Fragmento del texto
Contra esta estructura severamente geométrica, y como ya hemos apuntado, se 
alzaba exactamente en el centro de la tierra una gigantesca  ceiba,  el  yaxché, árbol 
primero o “verde”. Sus raíces penetran en el mundo  inferior; su tronco y sus ramas 
atraviesan las diversas capas de los cielos. Algunos mayas sostienen que por sus 
raíces subían al mundo sus ancestros y que por su tronco y ramas llegaban los 
muertos hasta el cielo más alto. 
El eje vertical que enlazaba el  cenit  con el  nadir atravesando el centro mismo del 
universo, era de suma importancia pues conectaba los diferentes niveles cósmicos y 
definía el punto de mayor sacralidad el lugar central, el ombligo del mundo, tierra de 
nadie con carácter enormemente ambiguo situada en la confluencia de todos los ejes, 
umbral por tanto de cualquiera de las regiones donde debió producirse el acto creador 
primordial y donde permanecía la carga de fuerzas o poder que hacía posible la 
perduración de la vida. Allí estaba plantado el árbol cósmico, la sagrada ceíba, el árbol 
de la vida. 
Aunque ya lo hemos mencionado, queremos destacar que nos salen, si los contamos, 
siete puntos cardinales, pues a más de los cuatro habituales se consideraban como 
tales el  cenit, el nadir, y el centro. Pero al respecto debemos añadir que algunos 
autores han sugerido que las direcciones norte y sur correspondían realmente al cielo 
y el inframundo, siendo por tanto los puntos extremos del eje vertical, Zenit – Nadir. Yo 
me identifico con esta opinión entre otras cosas porque el Norte, que viene 
determinado por el polo magnético, no me consta que fuera conocido en este sentido, 
y por oposición a este polo, también ocurriría lo mismo con el polo Sur. Aunque el 
motivo principal de la adhesión a esta sugerencia,  es que explica mucho mejor la 
concepción de los colores asignados a estos puntos  cardinales y su explicación 
metafísica. 
El Blanco, el negro, el rojo y el amarillo son los colores que expresan simbólicamente 
las disparidades y contrastes – las divisiones en una palabra – de las regiones del 
universo. Evidentemente resulta que una vez seleccionados esos cuatro colores 

básicos, en virtud de su clara incompatibilidad y fuerte oposición.

Cosmogonía Inca


Para entender la mitología inca es importante ubicar geográficamente a este imperio en el contexto regional sudamericano, que de acuerdo a las leyendas y la memoria colectiva poco a poco se van reivindicando con los hallazgos y descubrimientos arqueológicos más recientes; el apogeo del Imperio de los Hijos del Sol tuvo lugar en los actuales territorios colombianoecuatoriano,peruanobolivianochileno y argentino incorporando en primera instancia de manera sistemática los territorios de la sierra central de Perú hacia el norte.

Material proporcionado
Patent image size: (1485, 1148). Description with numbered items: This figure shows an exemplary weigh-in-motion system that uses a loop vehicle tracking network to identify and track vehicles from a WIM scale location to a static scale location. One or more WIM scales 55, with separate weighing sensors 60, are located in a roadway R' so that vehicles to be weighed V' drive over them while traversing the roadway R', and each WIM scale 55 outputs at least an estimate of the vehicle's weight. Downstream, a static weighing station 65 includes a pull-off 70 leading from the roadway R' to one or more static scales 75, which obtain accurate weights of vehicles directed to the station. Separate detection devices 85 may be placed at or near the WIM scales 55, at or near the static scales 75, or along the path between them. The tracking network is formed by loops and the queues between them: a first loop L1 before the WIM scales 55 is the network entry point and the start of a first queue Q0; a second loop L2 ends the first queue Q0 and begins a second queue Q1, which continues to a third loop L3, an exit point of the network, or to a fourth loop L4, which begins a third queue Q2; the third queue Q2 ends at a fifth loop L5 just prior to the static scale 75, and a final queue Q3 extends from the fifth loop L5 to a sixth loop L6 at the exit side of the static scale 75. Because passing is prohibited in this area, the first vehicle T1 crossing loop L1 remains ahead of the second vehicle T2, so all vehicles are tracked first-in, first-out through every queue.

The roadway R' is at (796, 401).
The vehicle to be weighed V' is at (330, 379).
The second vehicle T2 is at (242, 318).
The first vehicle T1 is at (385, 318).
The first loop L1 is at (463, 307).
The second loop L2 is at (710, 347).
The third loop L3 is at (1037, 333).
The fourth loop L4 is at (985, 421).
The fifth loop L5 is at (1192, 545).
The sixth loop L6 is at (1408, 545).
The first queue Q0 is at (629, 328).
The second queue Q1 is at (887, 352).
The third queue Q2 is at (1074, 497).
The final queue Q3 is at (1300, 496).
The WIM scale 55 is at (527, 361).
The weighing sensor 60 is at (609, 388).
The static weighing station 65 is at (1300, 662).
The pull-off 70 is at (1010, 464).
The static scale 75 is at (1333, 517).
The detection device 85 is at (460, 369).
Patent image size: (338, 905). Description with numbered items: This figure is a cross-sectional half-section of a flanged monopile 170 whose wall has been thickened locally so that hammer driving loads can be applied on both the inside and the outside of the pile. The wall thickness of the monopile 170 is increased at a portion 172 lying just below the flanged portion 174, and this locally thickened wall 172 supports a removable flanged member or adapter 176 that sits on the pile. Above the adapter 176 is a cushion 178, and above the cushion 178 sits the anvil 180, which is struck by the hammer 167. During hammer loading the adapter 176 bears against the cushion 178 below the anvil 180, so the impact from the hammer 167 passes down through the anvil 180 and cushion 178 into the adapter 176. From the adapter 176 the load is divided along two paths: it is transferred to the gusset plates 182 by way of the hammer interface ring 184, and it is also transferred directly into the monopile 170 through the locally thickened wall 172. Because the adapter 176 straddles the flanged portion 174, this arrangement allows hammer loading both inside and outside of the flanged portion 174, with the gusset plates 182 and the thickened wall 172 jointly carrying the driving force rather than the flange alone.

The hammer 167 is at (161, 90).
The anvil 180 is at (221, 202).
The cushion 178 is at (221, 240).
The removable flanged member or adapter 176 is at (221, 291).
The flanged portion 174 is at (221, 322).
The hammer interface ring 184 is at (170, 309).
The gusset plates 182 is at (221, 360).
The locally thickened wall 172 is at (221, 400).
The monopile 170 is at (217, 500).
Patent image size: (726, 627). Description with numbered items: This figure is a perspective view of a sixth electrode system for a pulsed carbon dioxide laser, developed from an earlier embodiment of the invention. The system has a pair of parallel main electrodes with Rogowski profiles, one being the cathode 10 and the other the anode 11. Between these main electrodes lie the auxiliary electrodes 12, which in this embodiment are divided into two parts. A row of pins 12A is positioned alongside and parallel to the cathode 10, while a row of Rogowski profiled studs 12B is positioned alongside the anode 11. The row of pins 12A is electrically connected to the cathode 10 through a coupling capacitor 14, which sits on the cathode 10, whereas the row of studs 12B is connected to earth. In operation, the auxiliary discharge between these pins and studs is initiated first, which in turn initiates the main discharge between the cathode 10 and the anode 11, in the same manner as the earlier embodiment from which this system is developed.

Descripción del ejercicio
Cambia "leyendas" por "tradiciones" en el pasaje del texto sobre cosmogonía que abre con las palabras "Cosmogonía Inca" y cierra con "de Perú hacia el norte.", y copia el pasaje con ese cambio. Las líneas no tienen ningún papel en esto.

Respuesta desarrollada
Cosmogonía Inca


Para entender la mitología inca es importante ubicar geográficamente a este imperio en el contexto regional sudamericano, que de acuerdo a las tradiciones y la memoria colectiva poco a poco se van reivindicando con los hallazgos y descubrimientos arqueológicos más recientes; el apogeo del Imperio de los Hijos del Sol tuvo lugar en los actuales territorios colombianoecuatoriano,peruanobolivianochileno y argentino incorporando en primera instancia de manera sistemática los territorios de la sierra central de Perú hacia el norte.